### STATED TASK
Reproduce every line of the entries below verbatim, omitting the pictures.

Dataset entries
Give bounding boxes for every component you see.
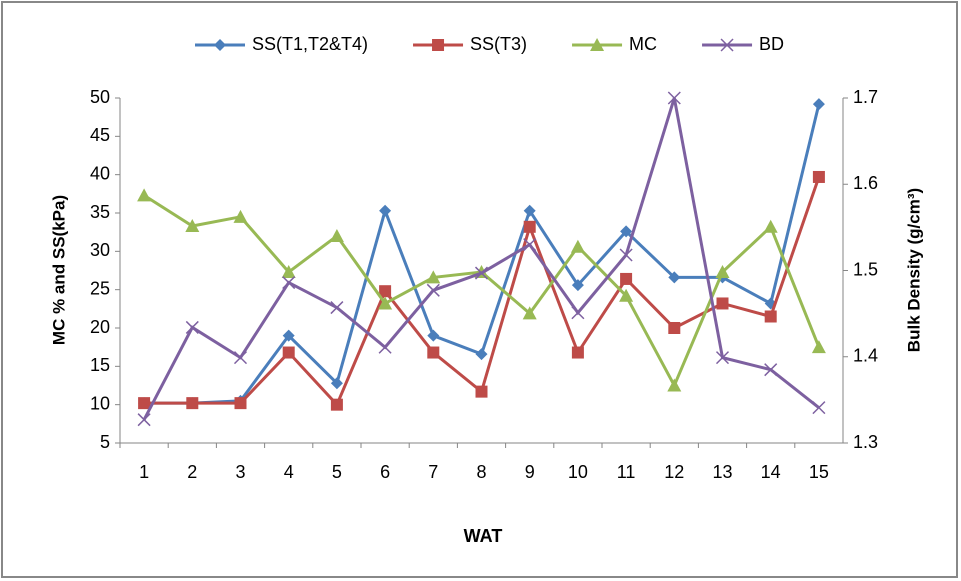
data-point [475, 385, 488, 398]
x-tick-label: 6 [380, 462, 390, 482]
data-point [667, 378, 682, 392]
y2-tick-label: 1.5 [853, 259, 878, 279]
data-point [378, 340, 392, 354]
y-tick-label: 50 [90, 87, 110, 107]
data-point [667, 91, 681, 105]
x-tick-label: 7 [428, 462, 438, 482]
data-point [620, 272, 633, 285]
data-point [812, 170, 825, 183]
data-point [571, 279, 584, 292]
y-tick-label: 5 [100, 432, 110, 452]
x-tick-label: 2 [187, 462, 197, 482]
data-point [138, 397, 151, 410]
y-tick-label: 10 [90, 393, 110, 413]
data-point [668, 322, 681, 334]
data-point [185, 219, 200, 233]
data-point [571, 306, 585, 320]
data-point [281, 265, 296, 279]
data-point [426, 270, 441, 284]
data-point [379, 285, 392, 298]
data-point [668, 271, 681, 284]
data-point [427, 346, 440, 359]
data-point [233, 351, 248, 365]
x-tick-label: 1 [139, 462, 149, 482]
legend-label: MC [629, 34, 657, 54]
data-point [427, 329, 440, 342]
y-tick-label: 15 [90, 355, 110, 375]
data-point [619, 248, 633, 262]
data-point [137, 188, 152, 202]
x-tick-label: 13 [712, 462, 732, 482]
data-point [716, 297, 729, 310]
data-point [330, 301, 344, 315]
legend-marker [720, 38, 734, 52]
data-point [812, 98, 825, 111]
data-point [715, 265, 730, 279]
data-point [475, 348, 488, 361]
data-point [523, 238, 537, 252]
y2-tick-label: 1.4 [853, 346, 878, 366]
y2-tick-label: 1.3 [853, 432, 878, 452]
data-point [185, 320, 199, 334]
data-point [523, 220, 536, 233]
data-point [186, 397, 199, 410]
legend-marker [432, 39, 445, 51]
data-point [282, 329, 295, 342]
y-axis-label: MC % and SS(kPa) [49, 195, 68, 345]
data-point [620, 225, 633, 238]
data-point [234, 397, 247, 410]
data-point [811, 340, 826, 354]
data-point [523, 204, 536, 217]
y-tick-label: 45 [90, 125, 110, 145]
x-tick-label: 3 [235, 462, 245, 482]
x-tick-label: 11 [617, 462, 636, 482]
x-tick-label: 8 [476, 462, 486, 482]
data-point [522, 306, 537, 320]
x-tick-label: 15 [809, 462, 829, 482]
x-tick-label: 5 [332, 462, 342, 482]
data-point [330, 377, 343, 390]
y-tick-label: 20 [90, 317, 110, 337]
x-axis-label: WAT [464, 526, 503, 546]
data-point [282, 346, 295, 359]
y2-axis-label: Bulk Density (g/cm³) [904, 188, 923, 352]
y-tick-label: 25 [90, 278, 110, 298]
legend-label: SS(T1,T2&T4) [252, 34, 368, 54]
data-point [715, 351, 730, 365]
legend-marker [214, 39, 226, 51]
data-point [282, 276, 296, 290]
x-tick-label: 10 [568, 462, 588, 482]
y2-tick-label: 1.7 [853, 87, 878, 107]
x-tick-label: 12 [664, 462, 684, 482]
y-tick-label: 40 [90, 163, 110, 183]
data-point [571, 346, 584, 359]
data-point [329, 229, 344, 242]
data-point [378, 296, 393, 310]
legend-marker [590, 38, 605, 51]
data-point [426, 283, 440, 297]
data-point [812, 401, 826, 415]
y-tick-label: 35 [90, 202, 110, 222]
x-tick-label: 4 [284, 462, 294, 482]
data-point [570, 239, 585, 253]
data-point [619, 288, 634, 302]
x-tick-label: 9 [525, 462, 535, 482]
legend-label: SS(T3) [470, 34, 527, 54]
legend-label: BD [759, 34, 784, 54]
x-tick-label: 14 [761, 462, 781, 482]
data-point [233, 209, 248, 223]
data-point [764, 310, 777, 323]
data-point [137, 413, 151, 427]
y2-tick-label: 1.6 [853, 173, 878, 193]
data-point [763, 219, 778, 233]
data-point [764, 363, 778, 377]
y-tick-label: 30 [90, 240, 110, 260]
data-point [379, 204, 392, 217]
data-point [330, 398, 343, 411]
data-point [474, 266, 489, 280]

### EXERCISE SOLUTION
Give bounding boxes for every component you see.
data-point [475, 385, 488, 398]
x-tick-label: 6 [380, 462, 390, 482]
data-point [667, 378, 682, 392]
y2-tick-label: 1.5 [853, 259, 878, 279]
data-point [378, 340, 392, 354]
y-tick-label: 50 [90, 87, 110, 107]
data-point [667, 91, 681, 105]
x-tick-label: 7 [428, 462, 438, 482]
data-point [620, 272, 633, 285]
data-point [812, 170, 825, 183]
data-point [571, 279, 584, 292]
y-tick-label: 5 [100, 432, 110, 452]
x-tick-label: 2 [187, 462, 197, 482]
data-point [138, 397, 151, 410]
y-tick-label: 10 [90, 393, 110, 413]
data-point [668, 322, 681, 334]
data-point [185, 219, 200, 233]
data-point [571, 306, 585, 320]
data-point [281, 265, 296, 279]
data-point [426, 270, 441, 284]
data-point [379, 285, 392, 298]
data-point [668, 271, 681, 284]
data-point [427, 346, 440, 359]
data-point [233, 351, 248, 365]
x-tick-label: 1 [139, 462, 149, 482]
legend-label: MC [629, 34, 657, 54]
data-point [427, 329, 440, 342]
y-tick-label: 15 [90, 355, 110, 375]
data-point [619, 248, 633, 262]
data-point [137, 188, 152, 202]
x-tick-label: 13 [712, 462, 732, 482]
data-point [716, 297, 729, 310]
data-point [330, 301, 344, 315]
legend-marker [720, 38, 734, 52]
data-point [812, 98, 825, 111]
data-point [715, 265, 730, 279]
data-point [475, 348, 488, 361]
data-point [523, 238, 537, 252]
y2-tick-label: 1.4 [853, 346, 878, 366]
y2-tick-label: 1.3 [853, 432, 878, 452]
data-point [185, 320, 199, 334]
data-point [523, 220, 536, 233]
data-point [186, 397, 199, 410]
legend-marker [432, 39, 445, 51]
data-point [282, 329, 295, 342]
y-axis-label: MC % and SS(kPa) [49, 195, 68, 345]
data-point [620, 225, 633, 238]
data-point [234, 397, 247, 410]
data-point [811, 340, 826, 354]
data-point [523, 204, 536, 217]
y-tick-label: 45 [90, 125, 110, 145]
x-tick-label: 3 [235, 462, 245, 482]
x-tick-label: 11 [617, 462, 636, 482]
x-tick-label: 8 [476, 462, 486, 482]
data-point [522, 306, 537, 320]
x-tick-label: 15 [809, 462, 829, 482]
x-tick-label: 5 [332, 462, 342, 482]
data-point [330, 377, 343, 390]
y-tick-label: 20 [90, 317, 110, 337]
x-axis-label: WAT [464, 526, 503, 546]
data-point [282, 346, 295, 359]
y2-axis-label: Bulk Density (g/cm³) [904, 188, 923, 352]
y-tick-label: 25 [90, 278, 110, 298]
legend-label: SS(T1,T2&T4) [252, 34, 368, 54]
data-point [715, 351, 730, 365]
legend-marker [214, 39, 226, 51]
data-point [282, 276, 296, 290]
x-tick-label: 10 [568, 462, 588, 482]
y2-tick-label: 1.7 [853, 87, 878, 107]
x-tick-label: 12 [664, 462, 684, 482]
y-tick-label: 40 [90, 163, 110, 183]
data-point [571, 346, 584, 359]
data-point [329, 229, 344, 242]
data-point [378, 296, 393, 310]
legend-marker [590, 38, 605, 51]
data-point [426, 283, 440, 297]
data-point [812, 401, 826, 415]
y-tick-label: 35 [90, 202, 110, 222]
x-tick-label: 4 [284, 462, 294, 482]
data-point [570, 239, 585, 253]
data-point [619, 288, 634, 302]
x-tick-label: 9 [525, 462, 535, 482]
legend-label: SS(T3) [470, 34, 527, 54]
legend-label: BD [759, 34, 784, 54]
x-tick-label: 14 [761, 462, 781, 482]
data-point [233, 209, 248, 223]
data-point [764, 310, 777, 323]
data-point [137, 413, 151, 427]
y2-tick-label: 1.6 [853, 173, 878, 193]
data-point [763, 219, 778, 233]
data-point [764, 363, 778, 377]
y-tick-label: 30 [90, 240, 110, 260]
data-point [379, 204, 392, 217]
data-point [330, 398, 343, 411]
data-point [474, 266, 489, 280]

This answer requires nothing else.